** PROVIDED MATERIAL **

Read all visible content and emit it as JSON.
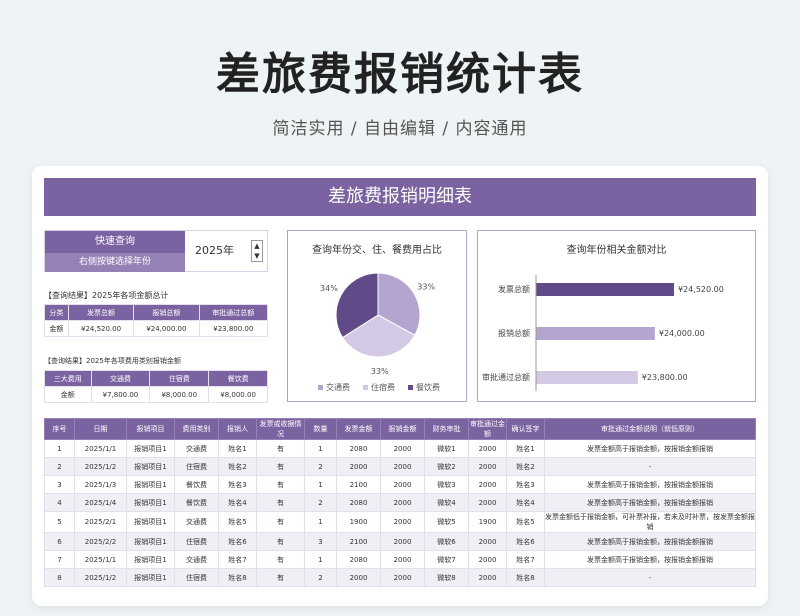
{
  "hero": {
    "title": "差旅费报销统计表",
    "subtitle": "简洁实用 / 自由编辑 / 内容通用"
  },
  "banner": "差旅费报销明细表",
  "quick_query": {
    "title": "快速查询",
    "hint": "右侧按键选择年份",
    "year": "2025年"
  },
  "summary1": {
    "caption": "【查询结果】2025年各项金额总计",
    "headers": [
      "分类",
      "发票总额",
      "报销总额",
      "审批通过总额"
    ],
    "row": [
      "金额",
      "¥24,520.00",
      "¥24,000.00",
      "¥23,800.00"
    ]
  },
  "summary2": {
    "caption": "【查询结果】2025年各项费用类别报销金额",
    "headers": [
      "三大费用",
      "交通费",
      "住宿费",
      "餐饮费"
    ],
    "row": [
      "金额",
      "¥7,800.00",
      "¥8,000.00",
      "¥8,000.00"
    ]
  },
  "chart_data": [
    {
      "type": "pie",
      "title": "查询年份交、住、餐费用占比",
      "categories": [
        "交通费",
        "住宿费",
        "餐饮费"
      ],
      "values": [
        33,
        33,
        34
      ],
      "labels": [
        "33%",
        "33%",
        "34%"
      ],
      "colors": [
        "#b3a5cf",
        "#d3c9e4",
        "#604a87"
      ],
      "legend": "bottom"
    },
    {
      "type": "bar",
      "orientation": "horizontal",
      "title": "查询年份相关金额对比",
      "categories": [
        "发票总额",
        "报销总额",
        "审批通过总额"
      ],
      "values": [
        24520,
        24000,
        23800
      ],
      "labels": [
        "¥24,520.00",
        "¥24,000.00",
        "¥23,800.00"
      ],
      "colors": [
        "#604a87",
        "#b3a5cf",
        "#d3c9e4"
      ]
    }
  ],
  "detail": {
    "headers": [
      "序号",
      "日期",
      "报销项目",
      "费用类别",
      "报销人",
      "发票或收据情况",
      "数量",
      "发票金额",
      "报销金额",
      "财务审批",
      "审批通过金额",
      "确认签字",
      "审批通过金额说明（就低原则）"
    ],
    "rows": [
      [
        "1",
        "2025/1/1",
        "报销项目1",
        "交通费",
        "姓名1",
        "有",
        "1",
        "2080",
        "2000",
        "微软1",
        "2000",
        "姓名1",
        "发票金额高于报销金额，按报销金额报销"
      ],
      [
        "2",
        "2025/1/2",
        "报销项目1",
        "住宿费",
        "姓名2",
        "有",
        "2",
        "2000",
        "2000",
        "微软2",
        "2000",
        "姓名2",
        "-"
      ],
      [
        "3",
        "2025/1/3",
        "报销项目1",
        "餐饮费",
        "姓名3",
        "有",
        "1",
        "2100",
        "2000",
        "微软3",
        "2000",
        "姓名3",
        "发票金额高于报销金额，按报销金额报销"
      ],
      [
        "4",
        "2025/1/4",
        "报销项目1",
        "餐饮费",
        "姓名4",
        "有",
        "2",
        "2080",
        "2000",
        "微软4",
        "2000",
        "姓名4",
        "发票金额高于报销金额，按报销金额报销"
      ],
      [
        "5",
        "2025/2/1",
        "报销项目1",
        "交通费",
        "姓名5",
        "有",
        "1",
        "1900",
        "2000",
        "微软5",
        "1900",
        "姓名5",
        "发票金额低于报销金额，可补票补报，若未及时补票，按发票金额报销"
      ],
      [
        "6",
        "2025/2/2",
        "报销项目1",
        "住宿费",
        "姓名6",
        "有",
        "3",
        "2100",
        "2000",
        "微软6",
        "2000",
        "姓名6",
        "发票金额高于报销金额，按报销金额报销"
      ],
      [
        "7",
        "2025/1/1",
        "报销项目1",
        "交通费",
        "姓名7",
        "有",
        "1",
        "2080",
        "2000",
        "微软7",
        "2000",
        "姓名7",
        "发票金额高于报销金额，按报销金额报销"
      ],
      [
        "8",
        "2025/1/2",
        "报销项目1",
        "住宿费",
        "姓名8",
        "有",
        "2",
        "2000",
        "2000",
        "微软8",
        "2000",
        "姓名8",
        "-"
      ]
    ]
  }
}
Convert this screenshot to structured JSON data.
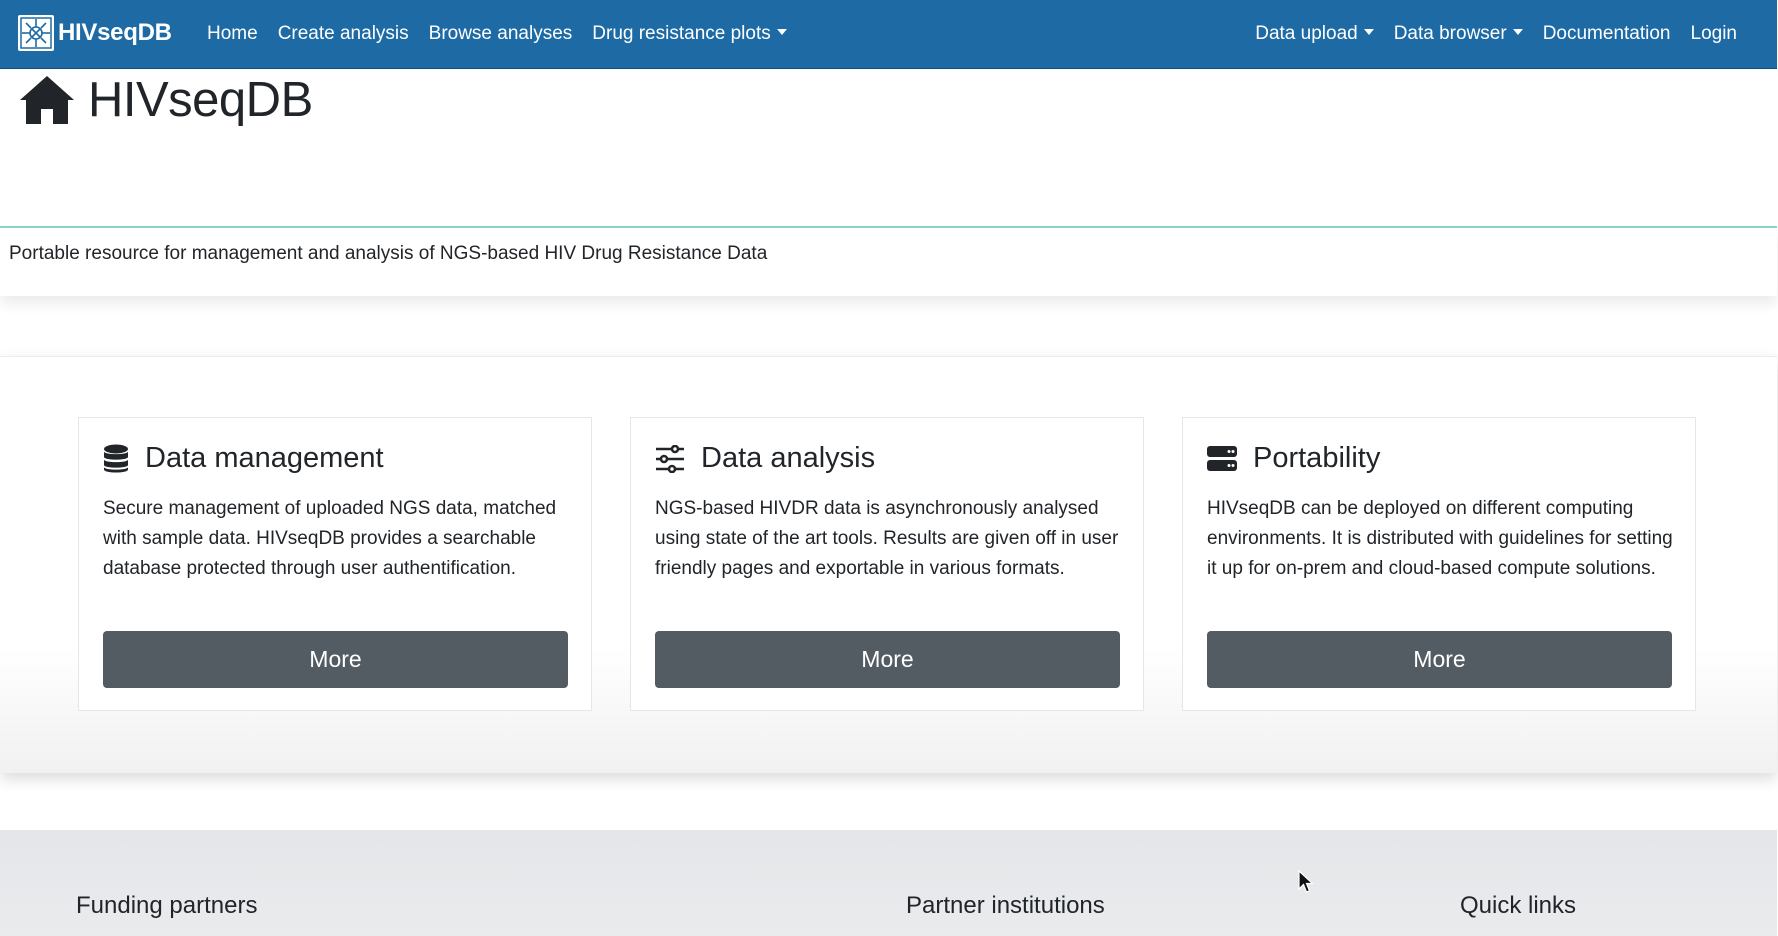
{
  "navbar": {
    "brand": "HIVseqDB",
    "left_links": [
      {
        "label": "Home",
        "dropdown": false
      },
      {
        "label": "Create analysis",
        "dropdown": false
      },
      {
        "label": "Browse analyses",
        "dropdown": false
      },
      {
        "label": "Drug resistance plots",
        "dropdown": true
      }
    ],
    "right_links": [
      {
        "label": "Data upload",
        "dropdown": true
      },
      {
        "label": "Data browser",
        "dropdown": true
      },
      {
        "label": "Documentation",
        "dropdown": false
      },
      {
        "label": "Login",
        "dropdown": false
      }
    ],
    "background_color": "#1d6aa5"
  },
  "header": {
    "title": "HIVseqDB",
    "icon": "home-icon",
    "subtitle": "Portable resource for management and analysis of NGS-based HIV Drug Resistance Data"
  },
  "cards": [
    {
      "icon": "database-icon",
      "title": "Data management",
      "text": "Secure management of uploaded NGS data, matched with sample data. HIVseqDB provides a searchable database protected through user authentification.",
      "button": "More"
    },
    {
      "icon": "sliders-icon",
      "title": "Data analysis",
      "text": "NGS-based HIVDR data is asynchronously analysed using state of the art tools. Results are given off in user friendly pages and exportable in various formats.",
      "button": "More"
    },
    {
      "icon": "server-icon",
      "title": "Portability",
      "text": "HIVseqDB can be deployed on different computing environments. It is distributed with guidelines for setting it up for on-prem and cloud-based compute solutions.",
      "button": "More"
    }
  ],
  "footer": {
    "funding": "Funding partners",
    "partners": "Partner institutions",
    "quick_links": "Quick links"
  },
  "colors": {
    "accent_rule": "#8ad2cc",
    "button_bg": "#545c63"
  }
}
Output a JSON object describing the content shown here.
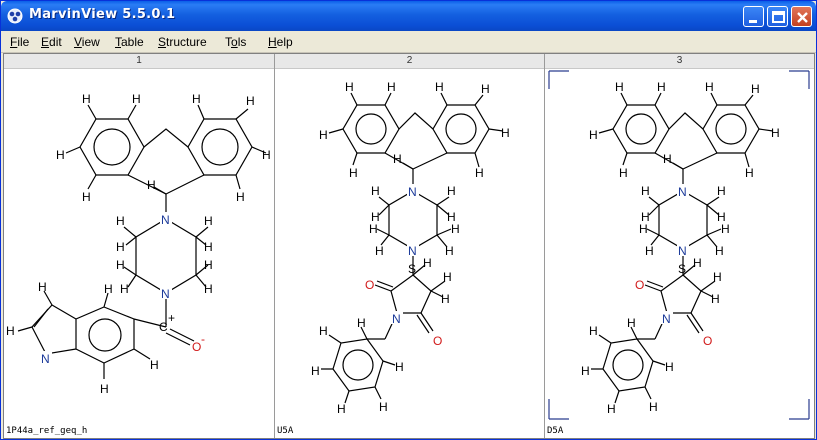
{
  "window": {
    "title": "MarvinView 5.5.0.1",
    "app_icon": "marvin-icon",
    "controls": [
      "minimize-icon",
      "maximize-icon",
      "close-icon"
    ]
  },
  "menu": [
    {
      "label": "File",
      "u": "F",
      "rest": "ile"
    },
    {
      "label": "Edit",
      "u": "E",
      "rest": "dit"
    },
    {
      "label": "View",
      "u": "V",
      "rest": "iew"
    },
    {
      "label": "Table",
      "u": "T",
      "rest": "able"
    },
    {
      "label": "Structure",
      "u": "S",
      "rest": "tructure"
    },
    {
      "label": "Tools",
      "u": "o",
      "pre": "T",
      "rest": "ls"
    },
    {
      "label": "Help",
      "u": "H",
      "rest": "elp"
    }
  ],
  "cells": [
    {
      "index": "1",
      "name": "1P44a_ref_geq_h"
    },
    {
      "index": "2",
      "name": "U5A"
    },
    {
      "index": "3",
      "name": "D5A"
    }
  ],
  "atoms": {
    "H": "H",
    "N": "N",
    "O": "O",
    "C": "C",
    "charge_plus": "+",
    "charge_minus": "-",
    "stereo_S": "S"
  },
  "colors": {
    "title_blue": "#0b4fd6",
    "nitrogen": "#1b3a9a",
    "oxygen": "#d11a1a",
    "selection_bracket": "#2b3d8f"
  }
}
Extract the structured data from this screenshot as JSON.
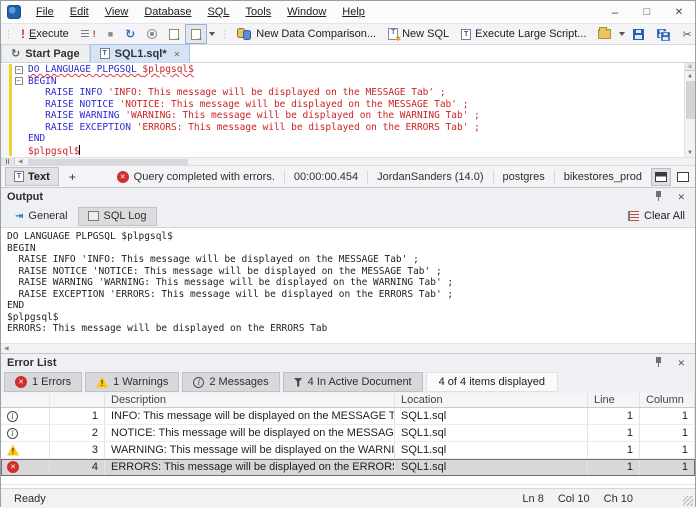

** YOUR GOAL **
Each line in the records above should be reproduced exactly; images are not copied.

** THE RESULT **
Read all visible content and emit it as JSON.
{
  "hero": {
    "title": "差旅费报销统计表",
    "subtitle": "简洁实用 / 自由编辑 / 内容通用"
  },
  "banner": "差旅费报销明细表",
  "quick_query": {
    "title": "快速查询",
    "hint": "右侧按键选择年份",
    "year": "2025年"
  },
  "summary1": {
    "caption": "【查询结果】2025年各项金额总计",
    "headers": [
      "分类",
      "发票总额",
      "报销总额",
      "审批通过总额"
    ],
    "row": [
      "金额",
      "¥24,520.00",
      "¥24,000.00",
      "¥23,800.00"
    ]
  },
  "summary2": {
    "caption": "【查询结果】2025年各项费用类别报销金额",
    "headers": [
      "三大费用",
      "交通费",
      "住宿费",
      "餐饮费"
    ],
    "row": [
      "金额",
      "¥7,800.00",
      "¥8,000.00",
      "¥8,000.00"
    ]
  },
  "chart_data": [
    {
      "type": "pie",
      "title": "查询年份交、住、餐费用占比",
      "categories": [
        "交通费",
        "住宿费",
        "餐饮费"
      ],
      "values": [
        33,
        33,
        34
      ],
      "labels": [
        "33%",
        "33%",
        "34%"
      ],
      "colors": [
        "#b3a5cf",
        "#d3c9e4",
        "#604a87"
      ],
      "legend": "bottom"
    },
    {
      "type": "bar",
      "orientation": "horizontal",
      "title": "查询年份相关金额对比",
      "categories": [
        "发票总额",
        "报销总额",
        "审批通过总额"
      ],
      "values": [
        24520,
        24000,
        23800
      ],
      "labels": [
        "¥24,520.00",
        "¥24,000.00",
        "¥23,800.00"
      ],
      "colors": [
        "#604a87",
        "#b3a5cf",
        "#d3c9e4"
      ]
    }
  ],
  "detail": {
    "headers": [
      "序号",
      "日期",
      "报销项目",
      "费用类别",
      "报销人",
      "发票或收据情况",
      "数量",
      "发票金额",
      "报销金额",
      "财务审批",
      "审批通过金额",
      "确认签字",
      "审批通过金额说明（就低原则）"
    ],
    "rows": [
      [
        "1",
        "2025/1/1",
        "报销项目1",
        "交通费",
        "姓名1",
        "有",
        "1",
        "2080",
        "2000",
        "微软1",
        "2000",
        "姓名1",
        "发票金额高于报销金额，按报销金额报销"
      ],
      [
        "2",
        "2025/1/2",
        "报销项目1",
        "住宿费",
        "姓名2",
        "有",
        "2",
        "2000",
        "2000",
        "微软2",
        "2000",
        "姓名2",
        "-"
      ],
      [
        "3",
        "2025/1/3",
        "报销项目1",
        "餐饮费",
        "姓名3",
        "有",
        "1",
        "2100",
        "2000",
        "微软3",
        "2000",
        "姓名3",
        "发票金额高于报销金额，按报销金额报销"
      ],
      [
        "4",
        "2025/1/4",
        "报销项目1",
        "餐饮费",
        "姓名4",
        "有",
        "2",
        "2080",
        "2000",
        "微软4",
        "2000",
        "姓名4",
        "发票金额高于报销金额，按报销金额报销"
      ],
      [
        "5",
        "2025/2/1",
        "报销项目1",
        "交通费",
        "姓名5",
        "有",
        "1",
        "1900",
        "2000",
        "微软5",
        "1900",
        "姓名5",
        "发票金额低于报销金额，可补票补报，若未及时补票，按发票金额报销"
      ],
      [
        "6",
        "2025/2/2",
        "报销项目1",
        "住宿费",
        "姓名6",
        "有",
        "3",
        "2100",
        "2000",
        "微软6",
        "2000",
        "姓名6",
        "发票金额高于报销金额，按报销金额报销"
      ],
      [
        "7",
        "2025/1/1",
        "报销项目1",
        "交通费",
        "姓名7",
        "有",
        "1",
        "2080",
        "2000",
        "微软7",
        "2000",
        "姓名7",
        "发票金额高于报销金额，按报销金额报销"
      ],
      [
        "8",
        "2025/1/2",
        "报销项目1",
        "住宿费",
        "姓名8",
        "有",
        "2",
        "2000",
        "2000",
        "微软8",
        "2000",
        "姓名8",
        "-"
      ]
    ]
  }
}
Convert this screenshot to structured JSON data.
{
  "navbar": {
    "brand": "HIVseqDB",
    "left_links": [
      {
        "label": "Home",
        "dropdown": false
      },
      {
        "label": "Create analysis",
        "dropdown": false
      },
      {
        "label": "Browse analyses",
        "dropdown": false
      },
      {
        "label": "Drug resistance plots",
        "dropdown": true
      }
    ],
    "right_links": [
      {
        "label": "Data upload",
        "dropdown": true
      },
      {
        "label": "Data browser",
        "dropdown": true
      },
      {
        "label": "Documentation",
        "dropdown": false
      },
      {
        "label": "Login",
        "dropdown": false
      }
    ],
    "background_color": "#1d6aa5"
  },
  "header": {
    "title": "HIVseqDB",
    "icon": "home-icon",
    "subtitle": "Portable resource for management and analysis of NGS-based HIV Drug Resistance Data"
  },
  "cards": [
    {
      "icon": "database-icon",
      "title": "Data management",
      "text": "Secure management of uploaded NGS data, matched with sample data. HIVseqDB provides a searchable database protected through user authentification.",
      "button": "More"
    },
    {
      "icon": "sliders-icon",
      "title": "Data analysis",
      "text": "NGS-based HIVDR data is asynchronously analysed using state of the art tools. Results are given off in user friendly pages and exportable in various formats.",
      "button": "More"
    },
    {
      "icon": "server-icon",
      "title": "Portability",
      "text": "HIVseqDB can be deployed on different computing environments. It is distributed with guidelines for setting it up for on-prem and cloud-based compute solutions.",
      "button": "More"
    }
  ],
  "footer": {
    "funding": "Funding partners",
    "partners": "Partner institutions",
    "quick_links": "Quick links"
  },
  "colors": {
    "accent_rule": "#8ad2cc",
    "button_bg": "#545c63"
  }
}
Output a JSON object describing the content shown here.
{
  "window": {
    "title": "MarvinView 5.5.0.1",
    "app_icon": "marvin-icon",
    "controls": [
      "minimize-icon",
      "maximize-icon",
      "close-icon"
    ]
  },
  "menu": [
    {
      "label": "File",
      "u": "F",
      "rest": "ile"
    },
    {
      "label": "Edit",
      "u": "E",
      "rest": "dit"
    },
    {
      "label": "View",
      "u": "V",
      "rest": "iew"
    },
    {
      "label": "Table",
      "u": "T",
      "rest": "able"
    },
    {
      "label": "Structure",
      "u": "S",
      "rest": "tructure"
    },
    {
      "label": "Tools",
      "u": "o",
      "pre": "T",
      "rest": "ls"
    },
    {
      "label": "Help",
      "u": "H",
      "rest": "elp"
    }
  ],
  "cells": [
    {
      "index": "1",
      "name": "1P44a_ref_geq_h"
    },
    {
      "index": "2",
      "name": "U5A"
    },
    {
      "index": "3",
      "name": "D5A"
    }
  ],
  "atoms": {
    "H": "H",
    "N": "N",
    "O": "O",
    "C": "C",
    "charge_plus": "+",
    "charge_minus": "-",
    "stereo_S": "S"
  },
  "colors": {
    "title_blue": "#0b4fd6",
    "nitrogen": "#1b3a9a",
    "oxygen": "#d11a1a",
    "selection_bracket": "#2b3d8f"
  }
}
Extract the structured data from this screenshot as JSON.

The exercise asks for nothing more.